What is required
Transcribe the entries below line for line, with each line unchanged. Leave the pictures out of your answer.

Entries shown
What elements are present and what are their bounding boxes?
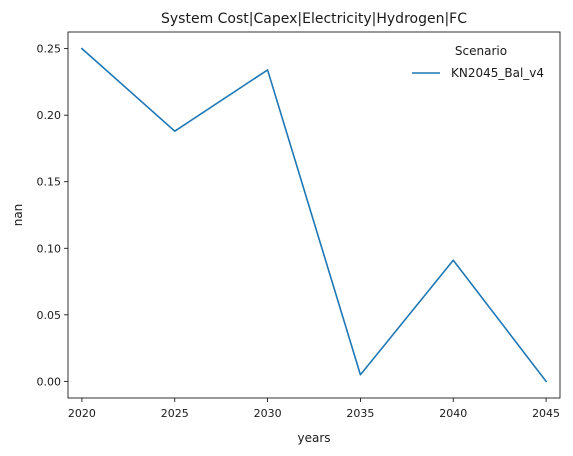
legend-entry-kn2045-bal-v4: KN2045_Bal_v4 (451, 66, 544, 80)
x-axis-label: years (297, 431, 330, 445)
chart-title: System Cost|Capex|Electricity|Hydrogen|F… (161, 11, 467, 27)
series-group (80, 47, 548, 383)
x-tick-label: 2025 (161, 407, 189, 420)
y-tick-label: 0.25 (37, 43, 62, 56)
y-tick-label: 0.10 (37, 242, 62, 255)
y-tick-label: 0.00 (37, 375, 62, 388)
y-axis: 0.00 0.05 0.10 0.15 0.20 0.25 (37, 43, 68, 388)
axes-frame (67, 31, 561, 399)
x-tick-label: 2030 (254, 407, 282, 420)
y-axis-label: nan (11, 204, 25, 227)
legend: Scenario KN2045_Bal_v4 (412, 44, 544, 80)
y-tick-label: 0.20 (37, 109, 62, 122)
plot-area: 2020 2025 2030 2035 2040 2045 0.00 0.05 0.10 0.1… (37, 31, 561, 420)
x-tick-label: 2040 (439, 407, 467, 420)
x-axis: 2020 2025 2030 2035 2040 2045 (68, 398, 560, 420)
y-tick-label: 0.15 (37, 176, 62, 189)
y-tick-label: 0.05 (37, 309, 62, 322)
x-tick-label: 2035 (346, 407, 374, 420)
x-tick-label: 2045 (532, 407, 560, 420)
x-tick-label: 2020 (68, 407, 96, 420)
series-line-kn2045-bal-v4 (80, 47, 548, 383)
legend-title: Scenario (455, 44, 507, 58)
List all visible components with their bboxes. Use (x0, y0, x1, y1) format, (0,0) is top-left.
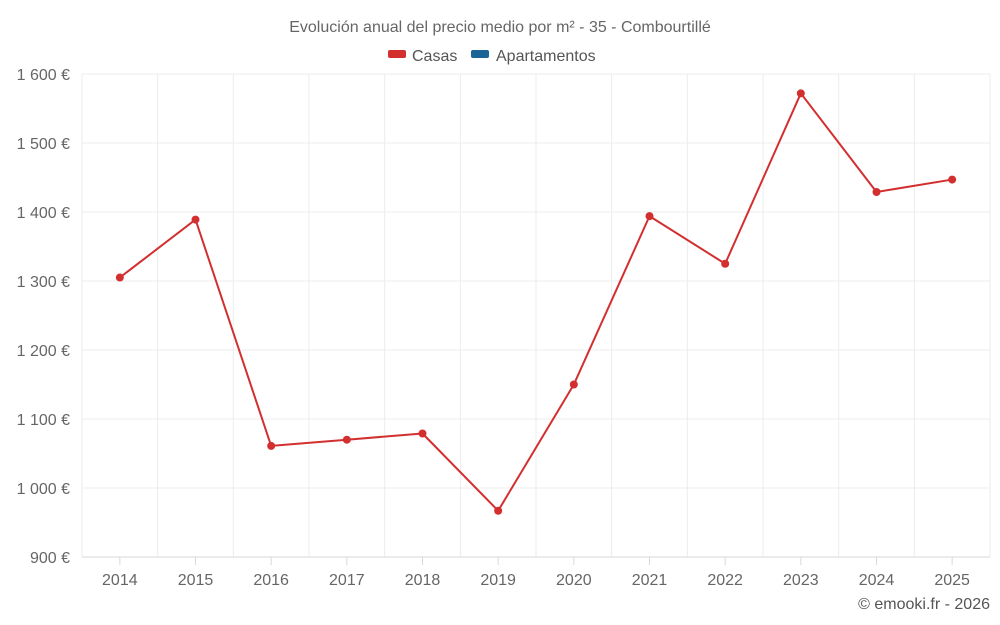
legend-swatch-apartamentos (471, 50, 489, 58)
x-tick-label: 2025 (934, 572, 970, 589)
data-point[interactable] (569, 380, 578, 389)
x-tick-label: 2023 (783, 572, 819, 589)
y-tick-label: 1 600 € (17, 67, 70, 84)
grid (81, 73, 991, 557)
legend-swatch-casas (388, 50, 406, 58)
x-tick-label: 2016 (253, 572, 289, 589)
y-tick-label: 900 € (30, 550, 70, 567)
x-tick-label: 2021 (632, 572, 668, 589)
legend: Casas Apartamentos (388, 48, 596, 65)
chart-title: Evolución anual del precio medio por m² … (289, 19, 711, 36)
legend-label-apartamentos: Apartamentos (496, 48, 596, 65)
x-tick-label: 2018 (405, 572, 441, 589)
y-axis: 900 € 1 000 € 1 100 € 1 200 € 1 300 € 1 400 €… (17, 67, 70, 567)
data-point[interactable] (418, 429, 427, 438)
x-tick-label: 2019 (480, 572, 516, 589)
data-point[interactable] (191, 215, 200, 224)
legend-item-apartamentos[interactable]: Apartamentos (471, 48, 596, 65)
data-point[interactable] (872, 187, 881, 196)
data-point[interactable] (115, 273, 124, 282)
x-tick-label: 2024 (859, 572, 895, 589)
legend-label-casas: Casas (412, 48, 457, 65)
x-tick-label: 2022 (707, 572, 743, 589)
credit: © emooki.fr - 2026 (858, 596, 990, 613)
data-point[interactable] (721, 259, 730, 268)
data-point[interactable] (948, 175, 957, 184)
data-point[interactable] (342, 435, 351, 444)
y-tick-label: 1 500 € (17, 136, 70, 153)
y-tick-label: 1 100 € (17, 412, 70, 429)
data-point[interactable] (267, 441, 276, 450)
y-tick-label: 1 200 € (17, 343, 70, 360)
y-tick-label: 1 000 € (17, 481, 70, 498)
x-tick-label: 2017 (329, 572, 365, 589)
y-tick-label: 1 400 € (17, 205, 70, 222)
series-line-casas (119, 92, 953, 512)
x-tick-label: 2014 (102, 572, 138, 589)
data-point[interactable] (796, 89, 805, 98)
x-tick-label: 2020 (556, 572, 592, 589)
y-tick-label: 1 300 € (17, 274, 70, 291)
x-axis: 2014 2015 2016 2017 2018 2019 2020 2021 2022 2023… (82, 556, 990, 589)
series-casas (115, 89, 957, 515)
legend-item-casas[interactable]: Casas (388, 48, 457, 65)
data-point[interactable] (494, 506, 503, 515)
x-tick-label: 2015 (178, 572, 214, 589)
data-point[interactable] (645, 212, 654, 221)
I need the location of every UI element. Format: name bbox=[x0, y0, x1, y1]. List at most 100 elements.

Exercise output
What elements are present and what are their bounding boxes?
legend-entry-kn2045-bal-v4: KN2045_Bal_v4 (451, 66, 544, 80)
x-axis-label: years (297, 431, 330, 445)
chart-title: System Cost|Capex|Electricity|Hydrogen|F… (161, 11, 467, 27)
series-group (80, 47, 548, 383)
x-tick-label: 2025 (161, 407, 189, 420)
y-tick-label: 0.25 (37, 43, 62, 56)
y-tick-label: 0.10 (37, 242, 62, 255)
y-tick-label: 0.00 (37, 375, 62, 388)
y-axis: 0.00 0.05 0.10 0.15 0.20 0.25 (37, 43, 68, 388)
axes-frame (67, 31, 561, 399)
x-tick-label: 2030 (254, 407, 282, 420)
y-axis-label: nan (11, 204, 25, 227)
legend: Scenario KN2045_Bal_v4 (412, 44, 544, 80)
y-tick-label: 0.20 (37, 109, 62, 122)
plot-area: 2020 2025 2030 2035 2040 2045 0.00 0.05 0.10 0.1… (37, 31, 561, 420)
x-tick-label: 2040 (439, 407, 467, 420)
x-axis: 2020 2025 2030 2035 2040 2045 (68, 398, 560, 420)
y-tick-label: 0.15 (37, 176, 62, 189)
y-tick-label: 0.05 (37, 309, 62, 322)
x-tick-label: 2035 (346, 407, 374, 420)
x-tick-label: 2045 (532, 407, 560, 420)
x-tick-label: 2020 (68, 407, 96, 420)
series-line-kn2045-bal-v4 (80, 47, 548, 383)
legend-title: Scenario (455, 44, 507, 58)
List all visible components with their bboxes. Use (x0, y0, x1, y1) format, (0,0) is top-left.
legend-swatch-apartamentos (471, 50, 489, 58)
x-tick-label: 2025 (934, 572, 970, 589)
data-point[interactable] (569, 380, 578, 389)
x-tick-label: 2023 (783, 572, 819, 589)
y-tick-label: 1 600 € (17, 67, 70, 84)
grid (81, 73, 991, 557)
legend-swatch-casas (388, 50, 406, 58)
x-tick-label: 2016 (253, 572, 289, 589)
y-tick-label: 900 € (30, 550, 70, 567)
x-tick-label: 2021 (632, 572, 668, 589)
legend: Casas Apartamentos (388, 48, 596, 65)
chart-title: Evolución anual del precio medio por m² … (289, 19, 711, 36)
legend-label-apartamentos: Apartamentos (496, 48, 596, 65)
x-tick-label: 2018 (405, 572, 441, 589)
y-axis: 900 € 1 000 € 1 100 € 1 200 € 1 300 € 1 400 €… (17, 67, 70, 567)
data-point[interactable] (418, 429, 427, 438)
x-tick-label: 2019 (480, 572, 516, 589)
data-point[interactable] (191, 215, 200, 224)
legend-item-apartamentos[interactable]: Apartamentos (471, 48, 596, 65)
data-point[interactable] (872, 187, 881, 196)
data-point[interactable] (115, 273, 124, 282)
x-tick-label: 2024 (859, 572, 895, 589)
legend-label-casas: Casas (412, 48, 457, 65)
x-tick-label: 2022 (707, 572, 743, 589)
credit: © emooki.fr - 2026 (858, 596, 990, 613)
data-point[interactable] (721, 259, 730, 268)
data-point[interactable] (948, 175, 957, 184)
data-point[interactable] (342, 435, 351, 444)
y-tick-label: 1 500 € (17, 136, 70, 153)
y-tick-label: 1 100 € (17, 412, 70, 429)
data-point[interactable] (267, 441, 276, 450)
y-tick-label: 1 200 € (17, 343, 70, 360)
y-tick-label: 1 000 € (17, 481, 70, 498)
x-tick-label: 2017 (329, 572, 365, 589)
y-tick-label: 1 400 € (17, 205, 70, 222)
series-line-casas (119, 92, 953, 512)
x-tick-label: 2014 (102, 572, 138, 589)
data-point[interactable] (796, 89, 805, 98)
x-tick-label: 2020 (556, 572, 592, 589)
y-tick-label: 1 300 € (17, 274, 70, 291)
x-axis: 2014 2015 2016 2017 2018 2019 2020 2021 2022 2023… (82, 556, 990, 589)
series-casas (115, 89, 957, 515)
legend-item-casas[interactable]: Casas (388, 48, 457, 65)
data-point[interactable] (494, 506, 503, 515)
x-tick-label: 2015 (178, 572, 214, 589)
data-point[interactable] (645, 212, 654, 221)
I need the location of every UI element. Format: name bbox=[x0, y0, x1, y1]. List at most 100 elements.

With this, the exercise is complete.